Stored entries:
***
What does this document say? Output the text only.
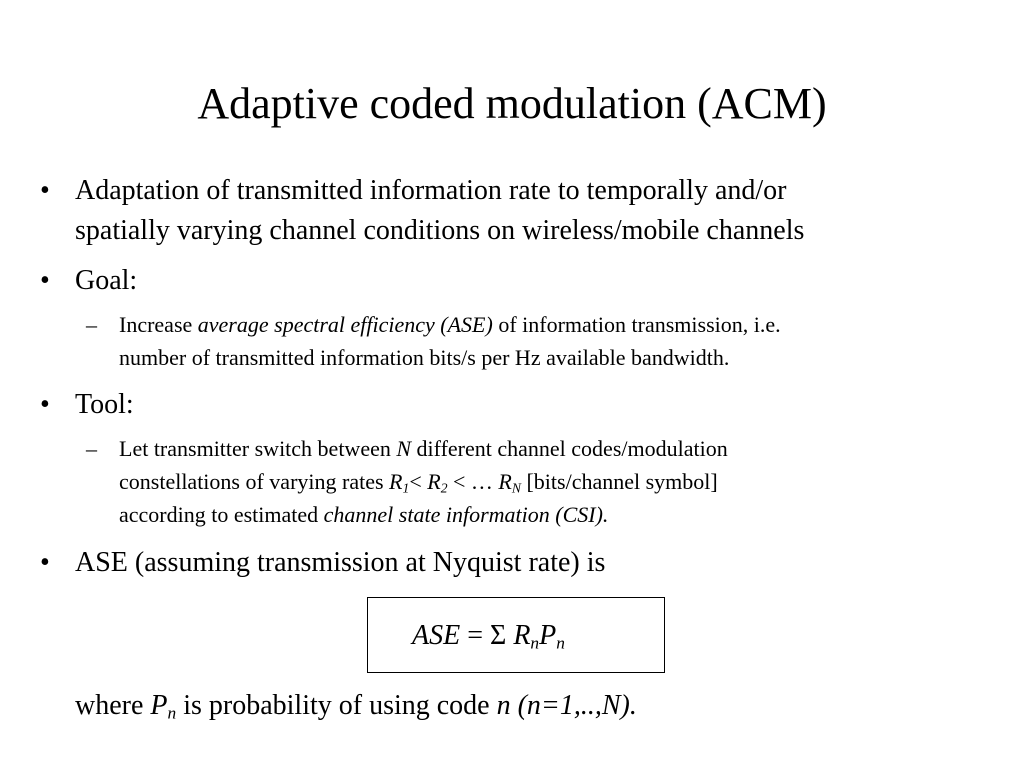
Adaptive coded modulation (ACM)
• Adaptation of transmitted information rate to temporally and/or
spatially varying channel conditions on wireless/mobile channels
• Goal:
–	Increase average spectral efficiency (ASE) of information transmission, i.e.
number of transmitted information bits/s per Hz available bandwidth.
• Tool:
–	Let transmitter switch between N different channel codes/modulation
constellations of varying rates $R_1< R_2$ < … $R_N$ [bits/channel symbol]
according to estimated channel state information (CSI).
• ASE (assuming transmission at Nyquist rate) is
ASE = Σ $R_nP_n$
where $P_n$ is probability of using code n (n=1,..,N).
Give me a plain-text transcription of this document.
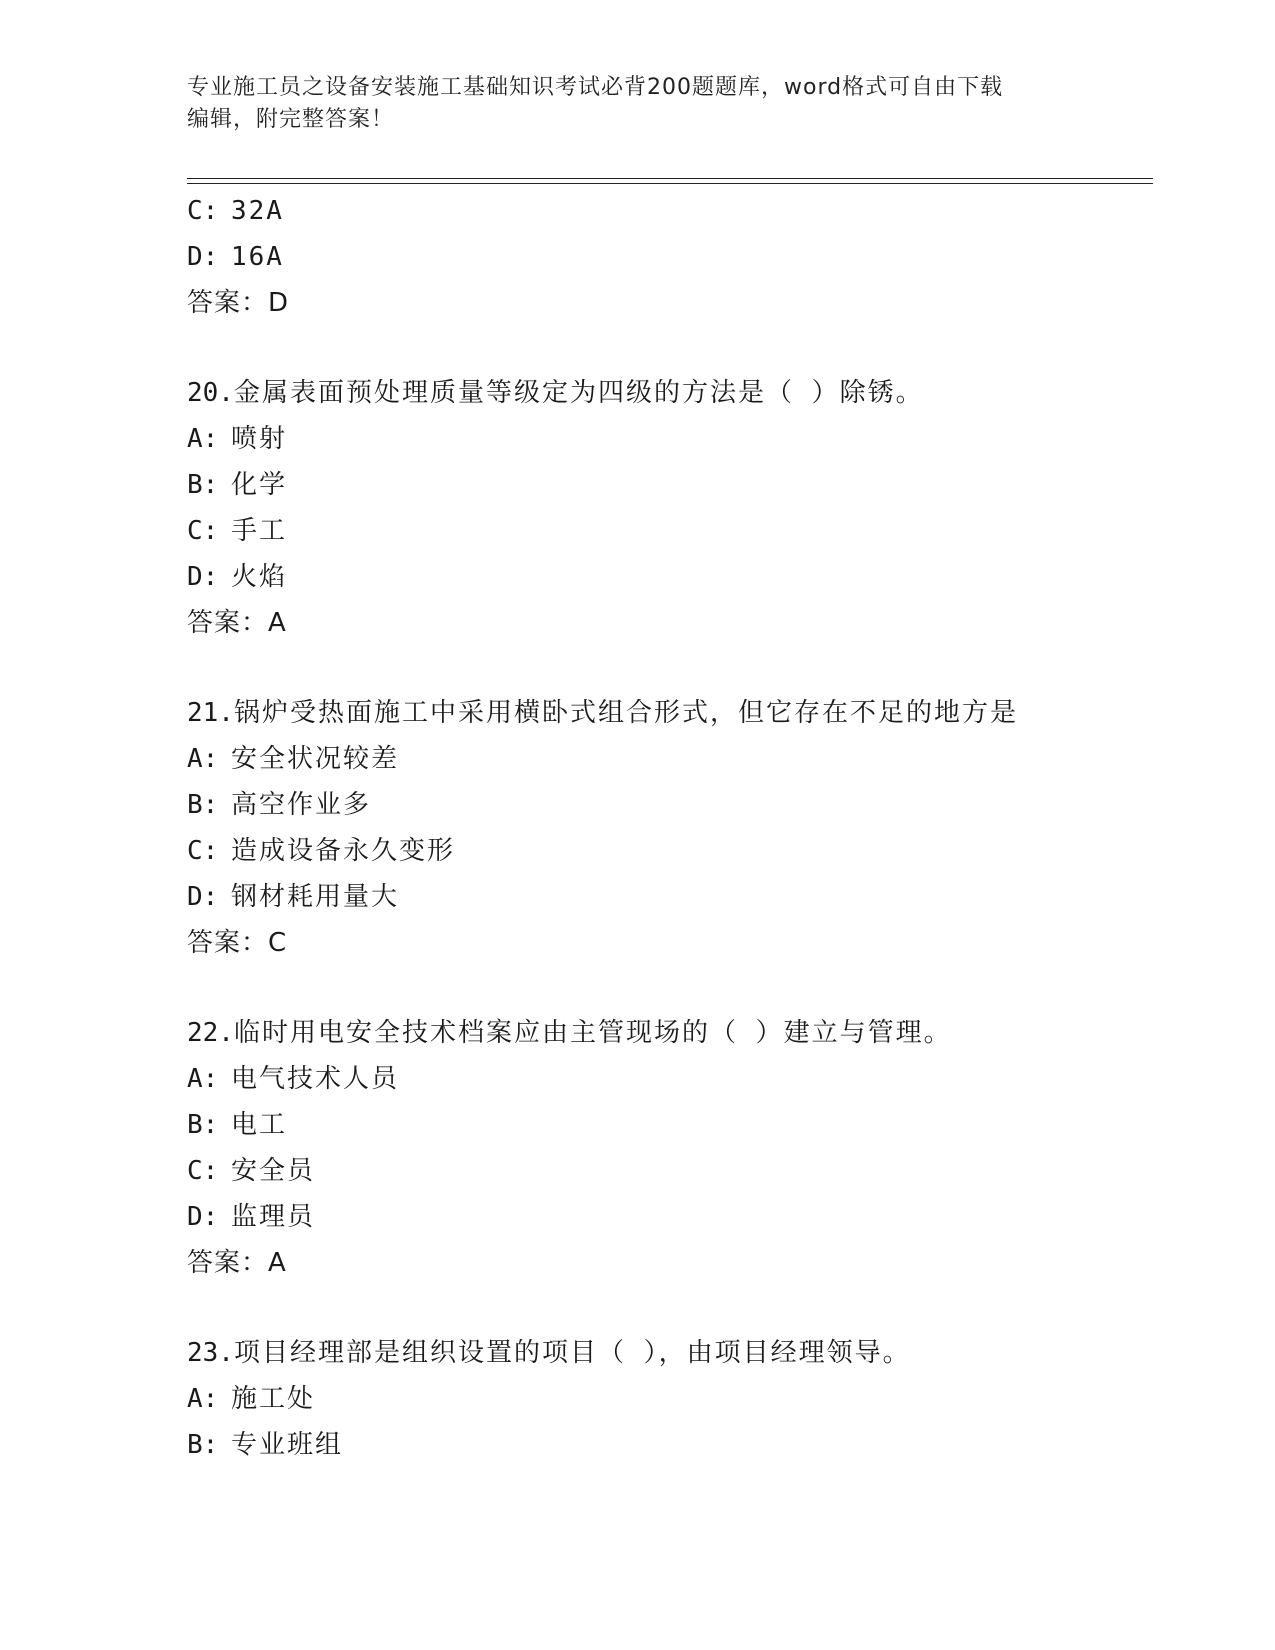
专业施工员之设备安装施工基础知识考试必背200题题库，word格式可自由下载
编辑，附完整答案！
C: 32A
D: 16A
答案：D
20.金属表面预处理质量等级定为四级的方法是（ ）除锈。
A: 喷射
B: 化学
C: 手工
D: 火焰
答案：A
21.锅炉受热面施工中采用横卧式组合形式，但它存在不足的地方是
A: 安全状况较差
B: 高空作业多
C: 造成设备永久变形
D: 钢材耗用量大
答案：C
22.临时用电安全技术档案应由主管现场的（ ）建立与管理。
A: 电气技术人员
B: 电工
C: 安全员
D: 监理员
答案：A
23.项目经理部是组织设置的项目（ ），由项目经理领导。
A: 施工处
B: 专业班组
***
__Work required__
Each entry shown above must be quoted exactly, with its pictures left out.

__The reply__
What does this document say? Output the text only.
Adaptive coded modulation (ACM)
• Adaptation of transmitted information rate to temporally and/or
spatially varying channel conditions on wireless/mobile channels
• Goal:
–	Increase average spectral efficiency (ASE) of information transmission, i.e.
number of transmitted information bits/s per Hz available bandwidth.
• Tool:
–	Let transmitter switch between N different channel codes/modulation
constellations of varying rates $R_1< R_2$ < … $R_N$ [bits/channel symbol]
according to estimated channel state information (CSI).
• ASE (assuming transmission at Nyquist rate) is
ASE = Σ $R_nP_n$
where $P_n$ is probability of using code n (n=1,..,N).
Give me a plain-text transcription of this document.
专业施工员之设备安装施工基础知识考试必背200题题库，word格式可自由下载
编辑，附完整答案！
C: 32A
D: 16A
答案：D
20.金属表面预处理质量等级定为四级的方法是（ ）除锈。
A: 喷射
B: 化学
C: 手工
D: 火焰
答案：A
21.锅炉受热面施工中采用横卧式组合形式，但它存在不足的地方是
A: 安全状况较差
B: 高空作业多
C: 造成设备永久变形
D: 钢材耗用量大
答案：C
22.临时用电安全技术档案应由主管现场的（ ）建立与管理。
A: 电气技术人员
B: 电工
C: 安全员
D: 监理员
答案：A
23.项目经理部是组织设置的项目（ ），由项目经理领导。
A: 施工处
B: 专业班组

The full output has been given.